◆ Prompt:
Copy each entry as it stands, leaving nothing out.

────────

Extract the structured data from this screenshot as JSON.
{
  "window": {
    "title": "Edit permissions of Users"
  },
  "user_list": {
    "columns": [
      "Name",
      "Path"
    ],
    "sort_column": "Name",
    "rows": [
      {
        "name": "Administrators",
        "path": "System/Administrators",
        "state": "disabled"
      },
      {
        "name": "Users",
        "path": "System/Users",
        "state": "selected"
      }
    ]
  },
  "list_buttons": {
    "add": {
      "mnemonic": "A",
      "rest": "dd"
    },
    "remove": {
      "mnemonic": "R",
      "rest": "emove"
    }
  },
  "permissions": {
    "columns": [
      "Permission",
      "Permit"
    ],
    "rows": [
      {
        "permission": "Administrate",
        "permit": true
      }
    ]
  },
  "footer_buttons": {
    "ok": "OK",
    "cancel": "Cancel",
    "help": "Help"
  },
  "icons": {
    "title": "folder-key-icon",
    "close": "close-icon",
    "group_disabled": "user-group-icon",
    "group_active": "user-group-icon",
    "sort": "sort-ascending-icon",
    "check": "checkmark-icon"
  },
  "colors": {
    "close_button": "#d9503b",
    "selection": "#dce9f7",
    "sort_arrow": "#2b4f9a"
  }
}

────────

◆ The output:
Extract the structured data from this screenshot as JSON.
{
  "window": {
    "title": "Edit permissions of Users"
  },
  "user_list": {
    "columns": [
      "Name",
      "Path"
    ],
    "sort_column": "Name",
    "rows": [
      {
        "name": "Administrators",
        "path": "System/Administrators",
        "state": "disabled"
      },
      {
        "name": "Users",
        "path": "System/Users",
        "state": "selected"
      }
    ]
  },
  "list_buttons": {
    "add": {
      "mnemonic": "A",
      "rest": "dd"
    },
    "remove": {
      "mnemonic": "R",
      "rest": "emove"
    }
  },
  "permissions": {
    "columns": [
      "Permission",
      "Permit"
    ],
    "rows": [
      {
        "permission": "Administrate",
        "permit": true
      }
    ]
  },
  "footer_buttons": {
    "ok": "OK",
    "cancel": "Cancel",
    "help": "Help"
  },
  "icons": {
    "title": "folder-key-icon",
    "close": "close-icon",
    "group_disabled": "user-group-icon",
    "group_active": "user-group-icon",
    "sort": "sort-ascending-icon",
    "check": "checkmark-icon"
  },
  "colors": {
    "close_button": "#d9503b",
    "selection": "#dce9f7",
    "sort_arrow": "#2b4f9a"
  }
}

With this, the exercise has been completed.